_WHAT TO DO:_ Repeat all entries exactly.
* START LISTING *
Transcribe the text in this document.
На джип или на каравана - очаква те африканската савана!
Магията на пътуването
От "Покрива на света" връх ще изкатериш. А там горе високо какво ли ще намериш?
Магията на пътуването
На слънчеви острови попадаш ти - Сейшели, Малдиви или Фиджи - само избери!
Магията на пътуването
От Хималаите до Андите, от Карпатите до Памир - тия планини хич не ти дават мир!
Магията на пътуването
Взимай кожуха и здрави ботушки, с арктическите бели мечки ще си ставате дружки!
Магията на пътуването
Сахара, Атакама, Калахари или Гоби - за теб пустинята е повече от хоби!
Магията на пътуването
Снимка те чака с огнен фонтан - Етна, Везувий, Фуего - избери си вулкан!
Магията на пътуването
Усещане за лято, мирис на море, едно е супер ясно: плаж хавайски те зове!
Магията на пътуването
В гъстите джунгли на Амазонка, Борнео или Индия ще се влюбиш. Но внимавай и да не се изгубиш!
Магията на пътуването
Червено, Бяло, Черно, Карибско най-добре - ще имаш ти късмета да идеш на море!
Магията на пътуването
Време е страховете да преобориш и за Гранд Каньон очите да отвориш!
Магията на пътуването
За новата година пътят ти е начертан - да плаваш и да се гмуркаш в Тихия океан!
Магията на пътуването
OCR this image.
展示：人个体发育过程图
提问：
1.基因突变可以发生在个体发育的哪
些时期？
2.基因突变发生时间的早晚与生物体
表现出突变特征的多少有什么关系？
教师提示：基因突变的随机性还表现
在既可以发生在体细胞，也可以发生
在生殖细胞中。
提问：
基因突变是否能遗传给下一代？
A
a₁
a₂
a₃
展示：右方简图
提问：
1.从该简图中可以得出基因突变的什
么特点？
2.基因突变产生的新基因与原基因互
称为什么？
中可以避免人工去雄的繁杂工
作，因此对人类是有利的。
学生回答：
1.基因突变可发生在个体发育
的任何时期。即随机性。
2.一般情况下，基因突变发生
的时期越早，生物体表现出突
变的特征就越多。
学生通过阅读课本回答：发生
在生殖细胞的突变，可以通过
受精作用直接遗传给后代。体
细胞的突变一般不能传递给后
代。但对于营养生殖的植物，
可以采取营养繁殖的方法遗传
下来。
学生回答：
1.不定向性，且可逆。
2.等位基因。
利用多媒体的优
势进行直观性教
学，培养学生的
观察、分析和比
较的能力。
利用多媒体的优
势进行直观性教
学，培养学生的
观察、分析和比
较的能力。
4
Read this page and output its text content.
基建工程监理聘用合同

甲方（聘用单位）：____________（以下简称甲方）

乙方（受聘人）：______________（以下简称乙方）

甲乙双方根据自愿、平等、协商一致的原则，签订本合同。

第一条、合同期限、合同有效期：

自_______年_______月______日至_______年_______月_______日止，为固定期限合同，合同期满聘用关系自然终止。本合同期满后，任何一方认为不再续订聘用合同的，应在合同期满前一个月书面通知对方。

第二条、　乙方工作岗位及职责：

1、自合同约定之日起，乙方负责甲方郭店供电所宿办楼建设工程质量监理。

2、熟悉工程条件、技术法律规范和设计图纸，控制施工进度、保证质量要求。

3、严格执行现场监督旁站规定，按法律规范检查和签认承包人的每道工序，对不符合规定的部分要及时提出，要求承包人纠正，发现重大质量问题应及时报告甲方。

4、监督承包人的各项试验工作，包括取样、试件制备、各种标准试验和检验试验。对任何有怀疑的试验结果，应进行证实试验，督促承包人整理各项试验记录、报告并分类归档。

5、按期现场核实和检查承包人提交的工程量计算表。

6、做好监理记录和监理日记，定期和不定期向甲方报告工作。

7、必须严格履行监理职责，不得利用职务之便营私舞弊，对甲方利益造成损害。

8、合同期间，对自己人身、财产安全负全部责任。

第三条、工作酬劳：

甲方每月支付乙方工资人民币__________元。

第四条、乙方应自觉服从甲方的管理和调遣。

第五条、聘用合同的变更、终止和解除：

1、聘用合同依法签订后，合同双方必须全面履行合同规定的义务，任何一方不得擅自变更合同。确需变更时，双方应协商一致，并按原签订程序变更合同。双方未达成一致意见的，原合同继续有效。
* END LISTING *
_TASK ANSWER:_
Transcribe the text in this document.
На джип или на каравана - очаква те африканската савана!
Магията на пътуването
От "Покрива на света" връх ще изкатериш. А там горе високо какво ли ще намериш?
Магията на пътуването
На слънчеви острови попадаш ти - Сейшели, Малдиви или Фиджи - само избери!
Магията на пътуването
От Хималаите до Андите, от Карпатите до Памир - тия планини хич не ти дават мир!
Магията на пътуването
Взимай кожуха и здрави ботушки, с арктическите бели мечки ще си ставате дружки!
Магията на пътуването
Сахара, Атакама, Калахари или Гоби - за теб пустинята е повече от хоби!
Магията на пътуването
Снимка те чака с огнен фонтан - Етна, Везувий, Фуего - избери си вулкан!
Магията на пътуването
Усещане за лято, мирис на море, едно е супер ясно: плаж хавайски те зове!
Магията на пътуването
В гъстите джунгли на Амазонка, Борнео или Индия ще се влюбиш. Но внимавай и да не се изгубиш!
Магията на пътуването
Червено, Бяло, Черно, Карибско най-добре - ще имаш ти късмета да идеш на море!
Магията на пътуването
Време е страховете да преобориш и за Гранд Каньон очите да отвориш!
Магията на пътуването
За новата година пътят ти е начертан - да плаваш и да се гмуркаш в Тихия океан!
Магията на пътуването
OCR this image.
展示：人个体发育过程图
提问：
1.基因突变可以发生在个体发育的哪
些时期？
2.基因突变发生时间的早晚与生物体
表现出突变特征的多少有什么关系？
教师提示：基因突变的随机性还表现
在既可以发生在体细胞，也可以发生
在生殖细胞中。
提问：
基因突变是否能遗传给下一代？
A
a₁
a₂
a₃
展示：右方简图
提问：
1.从该简图中可以得出基因突变的什
么特点？
2.基因突变产生的新基因与原基因互
称为什么？
中可以避免人工去雄的繁杂工
作，因此对人类是有利的。
学生回答：
1.基因突变可发生在个体发育
的任何时期。即随机性。
2.一般情况下，基因突变发生
的时期越早，生物体表现出突
变的特征就越多。
学生通过阅读课本回答：发生
在生殖细胞的突变，可以通过
受精作用直接遗传给后代。体
细胞的突变一般不能传递给后
代。但对于营养生殖的植物，
可以采取营养繁殖的方法遗传
下来。
学生回答：
1.不定向性，且可逆。
2.等位基因。
利用多媒体的优
势进行直观性教
学，培养学生的
观察、分析和比
较的能力。
利用多媒体的优
势进行直观性教
学，培养学生的
观察、分析和比
较的能力。
4
Read this page and output its text content.
基建工程监理聘用合同

甲方（聘用单位）：____________（以下简称甲方）

乙方（受聘人）：______________（以下简称乙方）

甲乙双方根据自愿、平等、协商一致的原则，签订本合同。

第一条、合同期限、合同有效期：

自_______年_______月______日至_______年_______月_______日止，为固定期限合同，合同期满聘用关系自然终止。本合同期满后，任何一方认为不再续订聘用合同的，应在合同期满前一个月书面通知对方。

第二条、　乙方工作岗位及职责：

1、自合同约定之日起，乙方负责甲方郭店供电所宿办楼建设工程质量监理。

2、熟悉工程条件、技术法律规范和设计图纸，控制施工进度、保证质量要求。

3、严格执行现场监督旁站规定，按法律规范检查和签认承包人的每道工序，对不符合规定的部分要及时提出，要求承包人纠正，发现重大质量问题应及时报告甲方。

4、监督承包人的各项试验工作，包括取样、试件制备、各种标准试验和检验试验。对任何有怀疑的试验结果，应进行证实试验，督促承包人整理各项试验记录、报告并分类归档。

5、按期现场核实和检查承包人提交的工程量计算表。

6、做好监理记录和监理日记，定期和不定期向甲方报告工作。

7、必须严格履行监理职责，不得利用职务之便营私舞弊，对甲方利益造成损害。

8、合同期间，对自己人身、财产安全负全部责任。

第三条、工作酬劳：

甲方每月支付乙方工资人民币__________元。

第四条、乙方应自觉服从甲方的管理和调遣。

第五条、聘用合同的变更、终止和解除：

1、聘用合同依法签订后，合同双方必须全面履行合同规定的义务，任何一方不得擅自变更合同。确需变更时，双方应协商一致，并按原签订程序变更合同。双方未达成一致意见的，原合同继续有效。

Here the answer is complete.